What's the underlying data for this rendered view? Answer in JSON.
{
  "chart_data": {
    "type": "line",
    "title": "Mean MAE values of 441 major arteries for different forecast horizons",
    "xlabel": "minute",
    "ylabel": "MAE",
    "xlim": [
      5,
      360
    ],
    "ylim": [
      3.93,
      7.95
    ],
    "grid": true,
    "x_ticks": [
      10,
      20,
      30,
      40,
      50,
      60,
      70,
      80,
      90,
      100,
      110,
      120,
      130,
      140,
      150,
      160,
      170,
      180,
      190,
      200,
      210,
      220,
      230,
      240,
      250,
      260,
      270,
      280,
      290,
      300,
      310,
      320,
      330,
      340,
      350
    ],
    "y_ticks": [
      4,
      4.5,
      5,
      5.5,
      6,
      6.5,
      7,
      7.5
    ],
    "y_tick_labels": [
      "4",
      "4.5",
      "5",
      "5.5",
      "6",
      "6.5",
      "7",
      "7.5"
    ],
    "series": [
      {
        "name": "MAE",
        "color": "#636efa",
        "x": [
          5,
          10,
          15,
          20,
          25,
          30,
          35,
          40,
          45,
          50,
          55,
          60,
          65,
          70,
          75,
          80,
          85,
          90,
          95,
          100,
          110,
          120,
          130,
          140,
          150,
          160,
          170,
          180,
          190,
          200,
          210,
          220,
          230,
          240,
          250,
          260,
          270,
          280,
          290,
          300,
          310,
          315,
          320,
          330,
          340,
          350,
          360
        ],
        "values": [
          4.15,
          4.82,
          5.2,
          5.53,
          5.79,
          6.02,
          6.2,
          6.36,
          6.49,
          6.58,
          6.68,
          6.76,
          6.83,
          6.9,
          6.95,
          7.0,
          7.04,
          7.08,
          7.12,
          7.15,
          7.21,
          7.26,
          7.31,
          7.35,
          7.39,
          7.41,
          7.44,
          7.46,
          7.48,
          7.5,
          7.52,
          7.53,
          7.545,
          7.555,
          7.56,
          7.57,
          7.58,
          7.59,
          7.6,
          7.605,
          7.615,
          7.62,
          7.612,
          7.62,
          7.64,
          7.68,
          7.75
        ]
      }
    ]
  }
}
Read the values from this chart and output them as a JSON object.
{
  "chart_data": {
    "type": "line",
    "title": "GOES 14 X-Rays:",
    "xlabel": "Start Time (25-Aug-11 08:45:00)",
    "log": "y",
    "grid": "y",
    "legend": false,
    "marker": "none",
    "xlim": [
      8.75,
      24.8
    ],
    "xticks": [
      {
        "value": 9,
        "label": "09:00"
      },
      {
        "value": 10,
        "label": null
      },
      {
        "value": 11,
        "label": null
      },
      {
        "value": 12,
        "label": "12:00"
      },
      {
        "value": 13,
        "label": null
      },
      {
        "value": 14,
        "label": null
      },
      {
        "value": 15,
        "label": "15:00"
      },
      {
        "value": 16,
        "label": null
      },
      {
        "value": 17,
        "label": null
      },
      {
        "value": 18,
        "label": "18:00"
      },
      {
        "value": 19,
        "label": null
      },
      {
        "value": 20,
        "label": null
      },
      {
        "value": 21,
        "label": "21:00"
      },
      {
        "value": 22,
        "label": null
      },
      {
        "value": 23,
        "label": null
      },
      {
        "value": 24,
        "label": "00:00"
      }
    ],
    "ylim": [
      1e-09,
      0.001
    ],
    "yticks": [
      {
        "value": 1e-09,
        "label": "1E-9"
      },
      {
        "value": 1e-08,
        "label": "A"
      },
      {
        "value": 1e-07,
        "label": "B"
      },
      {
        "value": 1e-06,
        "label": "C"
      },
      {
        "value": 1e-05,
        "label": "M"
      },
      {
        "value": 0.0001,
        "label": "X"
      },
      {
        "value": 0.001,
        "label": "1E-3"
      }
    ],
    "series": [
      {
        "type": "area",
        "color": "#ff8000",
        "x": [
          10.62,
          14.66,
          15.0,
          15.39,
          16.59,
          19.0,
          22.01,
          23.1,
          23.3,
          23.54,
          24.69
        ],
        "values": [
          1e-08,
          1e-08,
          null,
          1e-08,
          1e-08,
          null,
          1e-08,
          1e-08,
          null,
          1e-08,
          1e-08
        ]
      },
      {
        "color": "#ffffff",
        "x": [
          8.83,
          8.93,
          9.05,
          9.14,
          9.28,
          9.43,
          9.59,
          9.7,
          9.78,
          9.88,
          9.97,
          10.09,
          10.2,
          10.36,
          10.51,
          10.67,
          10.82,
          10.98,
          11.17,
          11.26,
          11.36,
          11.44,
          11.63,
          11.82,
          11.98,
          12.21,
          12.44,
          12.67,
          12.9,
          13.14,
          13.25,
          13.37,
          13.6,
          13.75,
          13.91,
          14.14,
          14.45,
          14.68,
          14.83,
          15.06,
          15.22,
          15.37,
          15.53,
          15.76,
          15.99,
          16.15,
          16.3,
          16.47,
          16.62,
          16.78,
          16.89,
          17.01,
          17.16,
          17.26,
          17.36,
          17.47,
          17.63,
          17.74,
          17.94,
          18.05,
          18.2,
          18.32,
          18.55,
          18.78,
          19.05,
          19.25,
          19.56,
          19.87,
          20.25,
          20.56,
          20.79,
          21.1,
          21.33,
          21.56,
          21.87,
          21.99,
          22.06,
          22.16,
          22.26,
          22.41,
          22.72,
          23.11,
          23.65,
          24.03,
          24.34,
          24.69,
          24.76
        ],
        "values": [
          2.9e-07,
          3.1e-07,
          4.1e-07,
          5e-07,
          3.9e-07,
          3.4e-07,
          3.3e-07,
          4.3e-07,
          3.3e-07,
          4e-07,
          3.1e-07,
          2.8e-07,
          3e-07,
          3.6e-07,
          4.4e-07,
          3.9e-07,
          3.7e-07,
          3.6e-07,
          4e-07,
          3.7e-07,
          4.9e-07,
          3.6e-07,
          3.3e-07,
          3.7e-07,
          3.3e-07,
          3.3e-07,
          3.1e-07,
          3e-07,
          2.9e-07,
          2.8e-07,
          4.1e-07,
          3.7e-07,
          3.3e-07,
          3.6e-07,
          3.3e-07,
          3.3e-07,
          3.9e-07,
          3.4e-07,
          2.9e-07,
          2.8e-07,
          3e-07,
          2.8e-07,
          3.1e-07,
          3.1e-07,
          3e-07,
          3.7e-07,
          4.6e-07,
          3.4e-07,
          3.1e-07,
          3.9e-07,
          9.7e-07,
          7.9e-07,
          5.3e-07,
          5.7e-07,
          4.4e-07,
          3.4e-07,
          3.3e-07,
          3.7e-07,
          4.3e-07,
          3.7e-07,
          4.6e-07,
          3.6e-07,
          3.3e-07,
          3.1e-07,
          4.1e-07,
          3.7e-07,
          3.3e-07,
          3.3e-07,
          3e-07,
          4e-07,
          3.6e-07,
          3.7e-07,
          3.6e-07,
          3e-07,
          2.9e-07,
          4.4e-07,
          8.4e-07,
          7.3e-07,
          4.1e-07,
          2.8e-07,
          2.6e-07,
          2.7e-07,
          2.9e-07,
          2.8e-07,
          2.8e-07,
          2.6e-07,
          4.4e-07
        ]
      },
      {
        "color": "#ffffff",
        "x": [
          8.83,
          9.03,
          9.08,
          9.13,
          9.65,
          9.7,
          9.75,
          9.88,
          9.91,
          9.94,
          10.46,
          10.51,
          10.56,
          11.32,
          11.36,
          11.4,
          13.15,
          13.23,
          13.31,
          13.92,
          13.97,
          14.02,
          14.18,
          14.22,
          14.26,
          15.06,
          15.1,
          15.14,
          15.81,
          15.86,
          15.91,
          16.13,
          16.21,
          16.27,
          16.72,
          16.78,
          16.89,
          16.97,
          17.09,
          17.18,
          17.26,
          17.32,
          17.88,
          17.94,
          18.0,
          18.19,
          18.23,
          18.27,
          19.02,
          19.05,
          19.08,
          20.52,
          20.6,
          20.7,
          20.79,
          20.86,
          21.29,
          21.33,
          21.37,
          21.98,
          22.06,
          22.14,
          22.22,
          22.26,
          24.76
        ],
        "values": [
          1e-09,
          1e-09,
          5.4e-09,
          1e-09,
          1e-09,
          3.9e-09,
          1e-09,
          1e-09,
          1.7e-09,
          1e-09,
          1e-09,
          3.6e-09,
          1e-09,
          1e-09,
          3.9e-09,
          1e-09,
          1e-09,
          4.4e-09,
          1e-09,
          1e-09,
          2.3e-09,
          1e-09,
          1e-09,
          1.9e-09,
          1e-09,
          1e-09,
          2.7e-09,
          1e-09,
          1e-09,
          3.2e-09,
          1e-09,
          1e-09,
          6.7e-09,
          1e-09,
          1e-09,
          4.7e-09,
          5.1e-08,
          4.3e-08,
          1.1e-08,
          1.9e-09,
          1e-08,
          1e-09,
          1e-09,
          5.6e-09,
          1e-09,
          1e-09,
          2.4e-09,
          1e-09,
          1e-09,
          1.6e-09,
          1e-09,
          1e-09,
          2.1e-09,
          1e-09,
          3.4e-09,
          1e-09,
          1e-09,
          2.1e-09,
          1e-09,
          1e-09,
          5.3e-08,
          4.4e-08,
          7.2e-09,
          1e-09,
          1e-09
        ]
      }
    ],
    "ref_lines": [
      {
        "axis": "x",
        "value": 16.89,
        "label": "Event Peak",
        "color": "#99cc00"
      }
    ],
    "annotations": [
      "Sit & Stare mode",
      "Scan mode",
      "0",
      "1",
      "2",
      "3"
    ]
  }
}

# SET PROBLEM
State how many lines in the records above contain the word "this", giving only the number.

# CORRECT RESPONSE
2